Your objective: Return the records exactly as they are.

[Stored records]
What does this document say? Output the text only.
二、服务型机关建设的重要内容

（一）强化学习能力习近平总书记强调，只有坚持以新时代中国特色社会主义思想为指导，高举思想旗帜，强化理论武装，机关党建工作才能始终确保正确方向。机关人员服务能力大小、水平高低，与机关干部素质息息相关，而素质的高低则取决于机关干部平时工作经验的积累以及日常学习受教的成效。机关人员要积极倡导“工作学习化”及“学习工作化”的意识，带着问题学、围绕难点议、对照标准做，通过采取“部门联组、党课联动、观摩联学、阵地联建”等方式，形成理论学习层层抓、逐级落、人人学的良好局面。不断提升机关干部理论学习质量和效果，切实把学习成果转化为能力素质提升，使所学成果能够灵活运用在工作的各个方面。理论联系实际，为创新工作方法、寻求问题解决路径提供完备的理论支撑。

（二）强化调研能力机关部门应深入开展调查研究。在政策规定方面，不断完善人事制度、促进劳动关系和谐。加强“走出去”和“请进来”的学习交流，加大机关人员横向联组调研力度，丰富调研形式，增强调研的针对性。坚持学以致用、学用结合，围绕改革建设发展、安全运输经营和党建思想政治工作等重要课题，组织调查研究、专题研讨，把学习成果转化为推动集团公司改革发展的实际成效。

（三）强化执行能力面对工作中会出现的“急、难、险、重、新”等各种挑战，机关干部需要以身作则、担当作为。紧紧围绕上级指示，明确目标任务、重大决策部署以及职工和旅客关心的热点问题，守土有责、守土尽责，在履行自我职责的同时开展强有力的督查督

Exercise answer:
What does this document say? Output the text only.
二、服务型机关建设的重要内容

（一）强化学习能力习近平总书记强调，只有坚持以新时代中国特色社会主义思想为指导，高举思想旗帜，强化理论武装，机关党建工作才能始终确保正确方向。机关人员服务能力大小、水平高低，与机关干部素质息息相关，而素质的高低则取决于机关干部平时工作经验的积累以及日常学习受教的成效。机关人员要积极倡导“工作学习化”及“学习工作化”的意识，带着问题学、围绕难点议、对照标准做，通过采取“部门联组、党课联动、观摩联学、阵地联建”等方式，形成理论学习层层抓、逐级落、人人学的良好局面。不断提升机关干部理论学习质量和效果，切实把学习成果转化为能力素质提升，使所学成果能够灵活运用在工作的各个方面。理论联系实际，为创新工作方法、寻求问题解决路径提供完备的理论支撑。

（二）强化调研能力机关部门应深入开展调查研究。在政策规定方面，不断完善人事制度、促进劳动关系和谐。加强“走出去”和“请进来”的学习交流，加大机关人员横向联组调研力度，丰富调研形式，增强调研的针对性。坚持学以致用、学用结合，围绕改革建设发展、安全运输经营和党建思想政治工作等重要课题，组织调查研究、专题研讨，把学习成果转化为推动集团公司改革发展的实际成效。

（三）强化执行能力面对工作中会出现的“急、难、险、重、新”等各种挑战，机关干部需要以身作则、担当作为。紧紧围绕上级指示，明确目标任务、重大决策部署以及职工和旅客关心的热点问题，守土有责、守土尽责，在履行自我职责的同时开展强有力的督查督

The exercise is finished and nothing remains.